- _What you are asked to do_: Every line with the string "already" should be gathered.

- _Data for processing_:
-- Start --

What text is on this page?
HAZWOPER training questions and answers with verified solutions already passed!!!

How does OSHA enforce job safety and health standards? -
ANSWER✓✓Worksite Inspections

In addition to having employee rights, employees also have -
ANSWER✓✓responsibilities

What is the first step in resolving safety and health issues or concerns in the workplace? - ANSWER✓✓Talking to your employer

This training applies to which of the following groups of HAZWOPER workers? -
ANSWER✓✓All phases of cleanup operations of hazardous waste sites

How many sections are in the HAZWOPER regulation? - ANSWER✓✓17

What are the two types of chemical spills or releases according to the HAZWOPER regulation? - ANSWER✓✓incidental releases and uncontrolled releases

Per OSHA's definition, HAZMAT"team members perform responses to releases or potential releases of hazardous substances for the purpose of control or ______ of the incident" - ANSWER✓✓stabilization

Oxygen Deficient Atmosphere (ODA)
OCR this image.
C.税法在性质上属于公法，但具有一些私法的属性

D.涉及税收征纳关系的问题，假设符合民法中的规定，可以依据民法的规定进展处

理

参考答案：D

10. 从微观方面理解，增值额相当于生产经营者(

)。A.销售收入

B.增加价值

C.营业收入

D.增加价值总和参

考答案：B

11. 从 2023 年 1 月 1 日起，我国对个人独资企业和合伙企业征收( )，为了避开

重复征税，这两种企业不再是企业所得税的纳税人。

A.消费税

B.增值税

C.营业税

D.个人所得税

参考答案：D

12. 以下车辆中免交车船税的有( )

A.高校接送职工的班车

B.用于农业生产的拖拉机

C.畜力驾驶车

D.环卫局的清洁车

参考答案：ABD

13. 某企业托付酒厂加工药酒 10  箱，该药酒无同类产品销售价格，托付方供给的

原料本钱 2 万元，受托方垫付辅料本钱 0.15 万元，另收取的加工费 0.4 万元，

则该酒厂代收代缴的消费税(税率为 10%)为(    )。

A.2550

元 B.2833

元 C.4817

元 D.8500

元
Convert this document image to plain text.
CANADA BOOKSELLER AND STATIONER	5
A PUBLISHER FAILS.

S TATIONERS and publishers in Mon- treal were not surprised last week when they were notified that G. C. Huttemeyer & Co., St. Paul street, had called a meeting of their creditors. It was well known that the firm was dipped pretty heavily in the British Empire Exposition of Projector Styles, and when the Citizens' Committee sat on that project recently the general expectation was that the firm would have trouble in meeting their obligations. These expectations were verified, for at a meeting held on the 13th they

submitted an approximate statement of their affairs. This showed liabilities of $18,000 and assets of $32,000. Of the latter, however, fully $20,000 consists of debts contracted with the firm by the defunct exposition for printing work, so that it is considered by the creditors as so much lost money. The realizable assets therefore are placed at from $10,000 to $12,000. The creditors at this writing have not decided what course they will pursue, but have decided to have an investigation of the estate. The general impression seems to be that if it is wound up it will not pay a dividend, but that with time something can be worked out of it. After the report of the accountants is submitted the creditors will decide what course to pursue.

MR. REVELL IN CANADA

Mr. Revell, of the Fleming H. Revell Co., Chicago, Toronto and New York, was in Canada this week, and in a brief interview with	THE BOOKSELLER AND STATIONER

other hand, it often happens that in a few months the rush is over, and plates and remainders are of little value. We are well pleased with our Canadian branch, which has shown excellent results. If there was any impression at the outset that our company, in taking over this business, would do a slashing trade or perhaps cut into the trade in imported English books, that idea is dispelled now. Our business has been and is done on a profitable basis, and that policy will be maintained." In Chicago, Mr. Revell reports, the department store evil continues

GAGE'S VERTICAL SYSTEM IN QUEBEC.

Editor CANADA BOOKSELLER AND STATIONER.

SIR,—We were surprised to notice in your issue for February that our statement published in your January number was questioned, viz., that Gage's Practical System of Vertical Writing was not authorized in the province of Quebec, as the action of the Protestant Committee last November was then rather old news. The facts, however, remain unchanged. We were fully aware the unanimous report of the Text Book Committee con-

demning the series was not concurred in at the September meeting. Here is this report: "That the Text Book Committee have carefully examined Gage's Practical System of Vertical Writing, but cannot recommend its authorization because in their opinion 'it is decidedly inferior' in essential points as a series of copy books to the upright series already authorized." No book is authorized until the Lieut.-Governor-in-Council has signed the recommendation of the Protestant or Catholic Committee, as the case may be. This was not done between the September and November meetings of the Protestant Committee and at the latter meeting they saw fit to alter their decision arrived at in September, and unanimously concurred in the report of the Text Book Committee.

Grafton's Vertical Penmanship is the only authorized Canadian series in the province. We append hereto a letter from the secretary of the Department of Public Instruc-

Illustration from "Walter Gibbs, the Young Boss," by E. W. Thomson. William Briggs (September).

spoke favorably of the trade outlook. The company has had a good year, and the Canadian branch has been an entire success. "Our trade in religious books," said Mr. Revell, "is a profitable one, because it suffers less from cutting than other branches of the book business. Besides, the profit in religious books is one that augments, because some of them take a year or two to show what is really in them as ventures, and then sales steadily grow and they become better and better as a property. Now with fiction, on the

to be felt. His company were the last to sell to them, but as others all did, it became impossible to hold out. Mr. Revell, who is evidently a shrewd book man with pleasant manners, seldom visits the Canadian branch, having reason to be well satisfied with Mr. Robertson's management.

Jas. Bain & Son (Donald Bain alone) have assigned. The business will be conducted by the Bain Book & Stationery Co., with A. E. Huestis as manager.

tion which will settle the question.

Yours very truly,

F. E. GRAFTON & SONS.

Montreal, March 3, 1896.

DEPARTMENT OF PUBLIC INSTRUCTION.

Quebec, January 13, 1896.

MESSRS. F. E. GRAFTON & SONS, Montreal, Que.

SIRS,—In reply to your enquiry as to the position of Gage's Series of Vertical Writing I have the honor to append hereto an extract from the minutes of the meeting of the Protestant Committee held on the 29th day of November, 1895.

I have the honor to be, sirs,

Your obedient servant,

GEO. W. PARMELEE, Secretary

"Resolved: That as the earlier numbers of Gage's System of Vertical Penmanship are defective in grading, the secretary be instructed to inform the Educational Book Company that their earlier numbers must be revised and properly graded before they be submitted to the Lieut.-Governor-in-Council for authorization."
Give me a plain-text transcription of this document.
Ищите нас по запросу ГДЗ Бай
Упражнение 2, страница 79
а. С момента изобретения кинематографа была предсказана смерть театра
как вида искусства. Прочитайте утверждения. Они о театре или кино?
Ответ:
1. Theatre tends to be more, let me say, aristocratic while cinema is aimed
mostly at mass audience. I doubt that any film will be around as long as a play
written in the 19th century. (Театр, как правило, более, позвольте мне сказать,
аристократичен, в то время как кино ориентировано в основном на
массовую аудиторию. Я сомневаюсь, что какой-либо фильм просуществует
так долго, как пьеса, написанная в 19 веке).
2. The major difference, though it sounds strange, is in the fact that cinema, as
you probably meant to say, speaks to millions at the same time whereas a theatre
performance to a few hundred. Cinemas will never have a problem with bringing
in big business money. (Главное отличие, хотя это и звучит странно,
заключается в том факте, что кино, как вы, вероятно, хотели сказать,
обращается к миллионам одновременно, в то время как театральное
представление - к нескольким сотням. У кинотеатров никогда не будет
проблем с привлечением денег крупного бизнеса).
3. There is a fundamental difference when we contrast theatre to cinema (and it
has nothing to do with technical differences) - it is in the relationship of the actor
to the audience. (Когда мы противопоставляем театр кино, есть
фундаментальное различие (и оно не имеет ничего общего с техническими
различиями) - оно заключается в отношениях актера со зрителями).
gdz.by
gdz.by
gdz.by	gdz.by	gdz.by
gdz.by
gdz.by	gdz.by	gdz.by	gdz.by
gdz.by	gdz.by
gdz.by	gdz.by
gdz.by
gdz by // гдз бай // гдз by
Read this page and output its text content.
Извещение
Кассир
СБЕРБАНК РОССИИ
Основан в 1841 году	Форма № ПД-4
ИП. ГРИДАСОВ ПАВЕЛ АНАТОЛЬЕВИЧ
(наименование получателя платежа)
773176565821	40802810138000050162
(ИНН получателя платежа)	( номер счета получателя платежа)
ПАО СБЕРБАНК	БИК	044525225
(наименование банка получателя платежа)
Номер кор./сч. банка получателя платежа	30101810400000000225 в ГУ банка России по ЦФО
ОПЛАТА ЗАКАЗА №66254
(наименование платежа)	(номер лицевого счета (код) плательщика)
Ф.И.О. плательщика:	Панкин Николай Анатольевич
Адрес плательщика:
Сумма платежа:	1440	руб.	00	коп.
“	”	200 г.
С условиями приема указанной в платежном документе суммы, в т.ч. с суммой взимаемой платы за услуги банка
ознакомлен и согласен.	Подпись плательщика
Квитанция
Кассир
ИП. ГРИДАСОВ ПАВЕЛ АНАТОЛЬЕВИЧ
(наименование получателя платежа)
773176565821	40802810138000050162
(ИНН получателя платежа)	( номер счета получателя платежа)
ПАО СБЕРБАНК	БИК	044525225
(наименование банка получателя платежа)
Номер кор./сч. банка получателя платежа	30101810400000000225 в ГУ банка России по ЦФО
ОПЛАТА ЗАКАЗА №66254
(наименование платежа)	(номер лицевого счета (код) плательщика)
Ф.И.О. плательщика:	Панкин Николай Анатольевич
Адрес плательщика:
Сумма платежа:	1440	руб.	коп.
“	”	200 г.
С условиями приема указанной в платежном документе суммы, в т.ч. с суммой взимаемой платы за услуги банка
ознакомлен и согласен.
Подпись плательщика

-- End --

- _Exercise solution_:
HAZWOPER training questions and answers with verified solutions already passed!!!
demning the series was not concurred in at the September meeting. Here is this report: "That the Text Book Committee have carefully examined Gage's Practical System of Vertical Writing, but cannot recommend its authorization because in their opinion 'it is decidedly inferior' in essential points as a series of copy books to the upright series already authorized." No book is authorized until the Lieut.-Governor-in-Council has signed the recommendation of the Protestant or Catholic Committee, as the case may be. This was not done between the September and November meetings of the Protestant Committee and at the latter meeting they saw fit to alter their decision arrived at in September, and unanimously concurred in the report of the Text Book Committee.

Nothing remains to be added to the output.